Recorded data

- - - - -

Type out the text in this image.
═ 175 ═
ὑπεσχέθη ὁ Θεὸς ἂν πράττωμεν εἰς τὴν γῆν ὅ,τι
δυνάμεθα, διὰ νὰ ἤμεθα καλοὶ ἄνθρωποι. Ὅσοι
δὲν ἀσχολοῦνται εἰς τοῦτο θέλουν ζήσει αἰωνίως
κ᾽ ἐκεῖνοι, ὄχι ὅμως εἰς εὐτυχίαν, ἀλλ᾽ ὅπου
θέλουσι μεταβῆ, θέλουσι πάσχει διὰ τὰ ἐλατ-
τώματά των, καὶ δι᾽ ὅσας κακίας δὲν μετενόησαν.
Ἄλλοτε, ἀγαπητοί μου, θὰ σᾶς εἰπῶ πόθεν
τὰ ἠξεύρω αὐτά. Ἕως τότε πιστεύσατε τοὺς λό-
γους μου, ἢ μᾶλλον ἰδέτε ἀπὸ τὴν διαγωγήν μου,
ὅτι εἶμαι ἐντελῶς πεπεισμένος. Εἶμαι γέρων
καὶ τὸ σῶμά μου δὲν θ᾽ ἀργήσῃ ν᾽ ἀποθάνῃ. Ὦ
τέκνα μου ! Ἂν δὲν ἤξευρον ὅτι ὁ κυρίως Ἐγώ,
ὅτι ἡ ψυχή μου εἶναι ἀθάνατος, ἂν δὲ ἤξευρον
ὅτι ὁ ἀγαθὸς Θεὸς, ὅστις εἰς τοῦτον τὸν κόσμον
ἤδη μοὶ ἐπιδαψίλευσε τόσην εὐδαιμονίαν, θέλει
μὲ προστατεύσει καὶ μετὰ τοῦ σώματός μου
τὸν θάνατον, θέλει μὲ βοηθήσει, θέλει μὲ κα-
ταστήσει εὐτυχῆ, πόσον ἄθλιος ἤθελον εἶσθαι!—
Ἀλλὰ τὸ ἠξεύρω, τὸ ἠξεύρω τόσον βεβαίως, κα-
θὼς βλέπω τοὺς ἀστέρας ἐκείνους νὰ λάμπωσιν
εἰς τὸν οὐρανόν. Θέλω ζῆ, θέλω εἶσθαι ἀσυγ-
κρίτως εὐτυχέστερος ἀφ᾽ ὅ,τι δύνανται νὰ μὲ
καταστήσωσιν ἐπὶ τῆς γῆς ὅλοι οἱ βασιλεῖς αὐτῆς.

- - - - -

## [WHAT YOU WILL DO]
Retype every entry word for word.

## [CORRECT RESPONSE]
Type out the text in this image.
═ 175 ═
ὑπεσχέθη ὁ Θεὸς ἂν πράττωμεν εἰς τὴν γῆν ὅ,τι
δυνάμεθα, διὰ νὰ ἤμεθα καλοὶ ἄνθρωποι. Ὅσοι
δὲν ἀσχολοῦνται εἰς τοῦτο θέλουν ζήσει αἰωνίως
κ᾽ ἐκεῖνοι, ὄχι ὅμως εἰς εὐτυχίαν, ἀλλ᾽ ὅπου
θέλουσι μεταβῆ, θέλουσι πάσχει διὰ τὰ ἐλατ-
τώματά των, καὶ δι᾽ ὅσας κακίας δὲν μετενόησαν.
Ἄλλοτε, ἀγαπητοί μου, θὰ σᾶς εἰπῶ πόθεν
τὰ ἠξεύρω αὐτά. Ἕως τότε πιστεύσατε τοὺς λό-
γους μου, ἢ μᾶλλον ἰδέτε ἀπὸ τὴν διαγωγήν μου,
ὅτι εἶμαι ἐντελῶς πεπεισμένος. Εἶμαι γέρων
καὶ τὸ σῶμά μου δὲν θ᾽ ἀργήσῃ ν᾽ ἀποθάνῃ. Ὦ
τέκνα μου ! Ἂν δὲν ἤξευρον ὅτι ὁ κυρίως Ἐγώ,
ὅτι ἡ ψυχή μου εἶναι ἀθάνατος, ἂν δὲ ἤξευρον
ὅτι ὁ ἀγαθὸς Θεὸς, ὅστις εἰς τοῦτον τὸν κόσμον
ἤδη μοὶ ἐπιδαψίλευσε τόσην εὐδαιμονίαν, θέλει
μὲ προστατεύσει καὶ μετὰ τοῦ σώματός μου
τὸν θάνατον, θέλει μὲ βοηθήσει, θέλει μὲ κα-
ταστήσει εὐτυχῆ, πόσον ἄθλιος ἤθελον εἶσθαι!—
Ἀλλὰ τὸ ἠξεύρω, τὸ ἠξεύρω τόσον βεβαίως, κα-
θὼς βλέπω τοὺς ἀστέρας ἐκείνους νὰ λάμπωσιν
εἰς τὸν οὐρανόν. Θέλω ζῆ, θέλω εἶσθαι ἀσυγ-
κρίτως εὐτυχέστερος ἀφ᾽ ὅ,τι δύνανται νὰ μὲ
καταστήσωσιν ἐπὶ τῆς γῆς ὅλοι οἱ βασιλεῖς αὐτῆς.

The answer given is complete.